### Written request
Print each line exactly as it is given.

-------- Exercise material --------

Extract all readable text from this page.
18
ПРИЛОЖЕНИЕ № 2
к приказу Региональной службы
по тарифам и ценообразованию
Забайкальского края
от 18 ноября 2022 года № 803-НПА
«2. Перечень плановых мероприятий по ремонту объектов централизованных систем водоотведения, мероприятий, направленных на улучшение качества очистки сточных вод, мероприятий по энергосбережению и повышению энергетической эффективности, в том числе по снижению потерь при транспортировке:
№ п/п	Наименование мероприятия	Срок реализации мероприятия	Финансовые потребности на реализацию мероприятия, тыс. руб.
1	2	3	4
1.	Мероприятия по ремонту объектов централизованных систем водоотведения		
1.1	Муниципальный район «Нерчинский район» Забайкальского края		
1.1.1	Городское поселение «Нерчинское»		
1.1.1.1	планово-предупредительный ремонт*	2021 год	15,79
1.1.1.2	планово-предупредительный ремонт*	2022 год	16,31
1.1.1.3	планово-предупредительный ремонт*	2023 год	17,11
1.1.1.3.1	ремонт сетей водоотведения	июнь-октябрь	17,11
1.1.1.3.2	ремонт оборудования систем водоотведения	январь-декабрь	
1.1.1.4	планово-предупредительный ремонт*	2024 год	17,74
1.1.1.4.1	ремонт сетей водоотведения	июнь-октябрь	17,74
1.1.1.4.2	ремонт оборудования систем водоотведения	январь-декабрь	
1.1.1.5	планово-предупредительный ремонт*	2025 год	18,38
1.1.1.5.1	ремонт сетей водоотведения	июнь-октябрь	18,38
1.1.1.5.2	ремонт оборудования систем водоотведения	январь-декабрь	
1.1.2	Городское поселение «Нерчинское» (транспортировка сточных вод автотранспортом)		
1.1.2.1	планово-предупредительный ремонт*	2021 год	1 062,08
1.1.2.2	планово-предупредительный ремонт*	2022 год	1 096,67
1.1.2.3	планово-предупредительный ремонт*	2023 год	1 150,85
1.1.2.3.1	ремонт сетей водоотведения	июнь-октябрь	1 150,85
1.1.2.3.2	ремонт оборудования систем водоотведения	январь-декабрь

--------

### Answer to this problem
Extract all readable text from this page.
18
ПРИЛОЖЕНИЕ № 2
к приказу Региональной службы
по тарифам и ценообразованию
Забайкальского края
от 18 ноября 2022 года № 803-НПА
«2. Перечень плановых мероприятий по ремонту объектов централизованных систем водоотведения, мероприятий, направленных на улучшение качества очистки сточных вод, мероприятий по энергосбережению и повышению энергетической эффективности, в том числе по снижению потерь при транспортировке:
№ п/п	Наименование мероприятия	Срок реализации мероприятия	Финансовые потребности на реализацию мероприятия, тыс. руб.
1	2	3	4
1.	Мероприятия по ремонту объектов централизованных систем водоотведения		
1.1	Муниципальный район «Нерчинский район» Забайкальского края		
1.1.1	Городское поселение «Нерчинское»		
1.1.1.1	планово-предупредительный ремонт*	2021 год	15,79
1.1.1.2	планово-предупредительный ремонт*	2022 год	16,31
1.1.1.3	планово-предупредительный ремонт*	2023 год	17,11
1.1.1.3.1	ремонт сетей водоотведения	июнь-октябрь	17,11
1.1.1.3.2	ремонт оборудования систем водоотведения	январь-декабрь	
1.1.1.4	планово-предупредительный ремонт*	2024 год	17,74
1.1.1.4.1	ремонт сетей водоотведения	июнь-октябрь	17,74
1.1.1.4.2	ремонт оборудования систем водоотведения	январь-декабрь	
1.1.1.5	планово-предупредительный ремонт*	2025 год	18,38
1.1.1.5.1	ремонт сетей водоотведения	июнь-октябрь	18,38
1.1.1.5.2	ремонт оборудования систем водоотведения	январь-декабрь	
1.1.2	Городское поселение «Нерчинское» (транспортировка сточных вод автотранспортом)		
1.1.2.1	планово-предупредительный ремонт*	2021 год	1 062,08
1.1.2.2	планово-предупредительный ремонт*	2022 год	1 096,67
1.1.2.3	планово-предупредительный ремонт*	2023 год	1 150,85
1.1.2.3.1	ремонт сетей водоотведения	июнь-октябрь	1 150,85
1.1.2.3.2	ремонт оборудования систем водоотведения	январь-декабрь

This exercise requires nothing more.